Print each line exactly as it is given.

### Entries provided

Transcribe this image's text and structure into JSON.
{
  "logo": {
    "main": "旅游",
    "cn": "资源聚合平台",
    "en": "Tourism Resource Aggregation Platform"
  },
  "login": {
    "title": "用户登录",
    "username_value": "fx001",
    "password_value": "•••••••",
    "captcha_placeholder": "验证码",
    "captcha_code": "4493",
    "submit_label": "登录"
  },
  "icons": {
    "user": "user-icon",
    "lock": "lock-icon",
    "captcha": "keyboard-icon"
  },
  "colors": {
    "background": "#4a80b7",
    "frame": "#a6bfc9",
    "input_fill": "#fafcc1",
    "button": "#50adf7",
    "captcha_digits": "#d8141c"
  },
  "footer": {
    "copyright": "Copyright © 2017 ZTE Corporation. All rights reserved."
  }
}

######

Output for this exercise:
Transcribe this image's text and structure into JSON.
{
  "logo": {
    "main": "旅游",
    "cn": "资源聚合平台",
    "en": "Tourism Resource Aggregation Platform"
  },
  "login": {
    "title": "用户登录",
    "username_value": "fx001",
    "password_value": "•••••••",
    "captcha_placeholder": "验证码",
    "captcha_code": "4493",
    "submit_label": "登录"
  },
  "icons": {
    "user": "user-icon",
    "lock": "lock-icon",
    "captcha": "keyboard-icon"
  },
  "colors": {
    "background": "#4a80b7",
    "frame": "#a6bfc9",
    "input_fill": "#fafcc1",
    "button": "#50adf7",
    "captcha_digits": "#d8141c"
  },
  "footer": {
    "copyright": "Copyright © 2017 ZTE Corporation. All rights reserved."
  }
}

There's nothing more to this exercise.